▶ **Problem requirements**
Rewrite the stretch of the items from the line containing "bar-value-label-top: −3억 bbox=[182, 345, 210, 363]" through the line containing "bar bbox=[376, 232, 405, 258]", both ends included, as a numbered list, omitting any blank lines.

* begin Source data *

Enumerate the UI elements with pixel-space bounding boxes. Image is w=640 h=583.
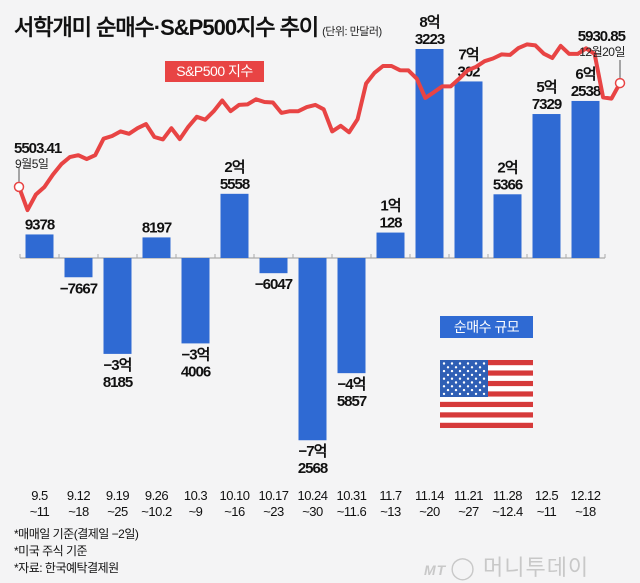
bar-value-label-top: −3억 bbox=[182, 345, 210, 363]
x-tick-label-range: ~12.4 bbox=[492, 504, 523, 519]
bar-value-label-top: 6억 bbox=[575, 65, 595, 83]
footnote: *자료: 한국예탁결제원 bbox=[14, 561, 119, 575]
publisher-logo: MT ◯ 머니투데이 bbox=[424, 550, 589, 582]
bar bbox=[142, 237, 171, 258]
footnote: *미국 주식 기준 bbox=[14, 544, 88, 558]
start-date-label: 9월5일 bbox=[15, 157, 48, 171]
bar-value-label-top: 1억 bbox=[380, 197, 400, 215]
x-tick-label: 10.24 bbox=[297, 488, 327, 503]
logo-mt: MT bbox=[424, 562, 447, 578]
bar-value-label: 5558 bbox=[220, 176, 250, 193]
bar-value-label-top: 2억 bbox=[224, 158, 244, 176]
x-tick-label-range: ~9 bbox=[189, 504, 203, 519]
x-tick-label-range: ~18 bbox=[68, 504, 89, 519]
bar bbox=[376, 232, 405, 258]
unit-label: (단위: 만달러) bbox=[322, 26, 382, 38]
bar bbox=[298, 258, 327, 441]
bar-value-label: 2568 bbox=[298, 460, 328, 477]
sp500-line bbox=[17, 42, 622, 213]
logo-circle-icon: ◯ bbox=[450, 555, 476, 580]
x-tick-label-range: ~16 bbox=[224, 504, 245, 519]
bar-value-label-top: 7억 bbox=[458, 45, 478, 63]
x-tick-label-range: ~30 bbox=[302, 504, 323, 519]
x-tick-label-range: ~11 bbox=[30, 504, 50, 519]
x-tick-label: 9.5 bbox=[31, 488, 48, 503]
logo-name: 머니투데이 bbox=[482, 555, 590, 580]
bar-value-label-top: −3억 bbox=[104, 356, 132, 374]
x-tick-label-range: ~27 bbox=[458, 504, 479, 519]
bar-value-label: 128 bbox=[379, 215, 402, 232]
x-tick-label-range: ~11 bbox=[537, 504, 557, 519]
bar-value-label-top: −4억 bbox=[338, 375, 366, 393]
x-tick-label: 11.14 bbox=[415, 488, 444, 503]
x-tick-label: 11.28 bbox=[493, 488, 522, 503]
end-date-label: 12월20일 bbox=[579, 45, 625, 59]
x-tick-label: 12.5 bbox=[535, 488, 559, 503]
chart: 93789.5~11−76679.12~18−3억81859.19~258197… bbox=[13, 13, 627, 519]
bar-value-label: 4006 bbox=[181, 363, 211, 380]
bar-value-label: 2538 bbox=[571, 83, 601, 100]
bar-value-label-top: −7억 bbox=[299, 442, 327, 460]
x-tick-label: 10.10 bbox=[219, 488, 249, 503]
x-tick-label: 11.7 bbox=[379, 488, 402, 503]
x-tick-label: 9.12 bbox=[67, 488, 91, 503]
start-value-label: 5503.41 bbox=[14, 140, 62, 157]
bar-value-label-top: 5억 bbox=[536, 78, 556, 96]
bar bbox=[454, 81, 483, 259]
title-text: 서학개미 순매수·S&P500지수 추이 bbox=[14, 15, 319, 40]
bar-value-label-top: 2억 bbox=[497, 158, 517, 176]
bar-value-label: 8197 bbox=[142, 219, 172, 236]
bar-value-label: 8185 bbox=[103, 374, 133, 391]
end-point bbox=[614, 77, 626, 89]
x-tick-label: 10.31 bbox=[336, 488, 366, 503]
legend-line-label: S&P500 지수 bbox=[165, 61, 264, 82]
bar-value-label: −6047 bbox=[255, 276, 293, 293]
bar bbox=[25, 234, 54, 258]
bar bbox=[337, 258, 366, 374]
x-tick-label: 9.19 bbox=[106, 488, 130, 503]
bar bbox=[571, 100, 600, 259]
x-tick-label: 11.21 bbox=[454, 488, 483, 503]
bar bbox=[532, 114, 561, 258]
x-tick-label-range: ~20 bbox=[419, 504, 440, 519]
bar-value-label: 5366 bbox=[493, 176, 523, 193]
bar-value-label: 3223 bbox=[415, 31, 445, 48]
x-tick-label: 10.3 bbox=[184, 488, 208, 503]
x-tick-label-range: ~23 bbox=[263, 504, 284, 519]
us-flag-icon bbox=[440, 360, 533, 428]
bar bbox=[259, 258, 288, 274]
bar bbox=[181, 258, 210, 344]
bar bbox=[103, 258, 132, 354]
bar bbox=[64, 258, 93, 278]
x-tick-label-range: ~10.2 bbox=[141, 504, 172, 519]
bar bbox=[220, 193, 249, 258]
bar-value-label-top: 8억 bbox=[419, 13, 439, 31]
x-tick-label-range: ~25 bbox=[107, 504, 128, 519]
x-tick-label-range: ~18 bbox=[575, 504, 596, 519]
bar bbox=[493, 194, 522, 258]
bar-value-label: 5857 bbox=[337, 393, 367, 410]
end-value-label: 5930.85 bbox=[578, 28, 626, 45]
x-tick-label-range: ~13 bbox=[380, 504, 401, 519]
footnotes: *매매일 기준(결제일 −2일) *미국 주식 기준 *자료: 한국예탁결제원 bbox=[14, 526, 139, 577]
x-tick-label: 9.26 bbox=[145, 488, 169, 503]
chart-title: 서학개미 순매수·S&P500지수 추이 (단위: 만달러) bbox=[14, 10, 382, 42]
bar-value-label: 9378 bbox=[25, 216, 55, 233]
x-tick-label-range: ~11.6 bbox=[337, 504, 367, 519]
legend-bar-label: 순매수 규모 bbox=[440, 316, 533, 338]
start-point bbox=[13, 181, 25, 193]
bar-value-label: −7667 bbox=[60, 280, 98, 297]
bar-value-label: 7329 bbox=[532, 96, 562, 113]
footnote: *매매일 기준(결제일 −2일) bbox=[14, 527, 139, 541]
x-tick-label: 12.12 bbox=[570, 488, 600, 503]
x-tick-label: 10.17 bbox=[258, 488, 288, 503]
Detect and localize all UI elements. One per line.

* end Source data *

▶ **Output for this exercise**
1. bar-value-label-top: −3억 bbox=[182, 345, 210, 363]
2. x-tick-label-range: ~12.4 bbox=[492, 504, 523, 519]
3. bar-value-label-top: 6억 bbox=[575, 65, 595, 83]
4. footnote: *자료: 한국예탁결제원 bbox=[14, 561, 119, 575]
5. publisher-logo: MT ◯ 머니투데이 bbox=[424, 550, 589, 582]
6. bar bbox=[142, 237, 171, 258]
7. footnote: *미국 주식 기준 bbox=[14, 544, 88, 558]
8. start-date-label: 9월5일 bbox=[15, 157, 48, 171]
9. bar-value-label-top: 1억 bbox=[380, 197, 400, 215]
10. x-tick-label: 10.24 bbox=[297, 488, 327, 503]
11. logo-mt: MT bbox=[424, 562, 447, 578]
12. bar-value-label: 5558 bbox=[220, 176, 250, 193]
13. bar-value-label-top: 2억 bbox=[224, 158, 244, 176]
14. x-tick-label-range: ~9 bbox=[189, 504, 203, 519]
15. x-tick-label-range: ~18 bbox=[68, 504, 89, 519]
16. bar bbox=[376, 232, 405, 258]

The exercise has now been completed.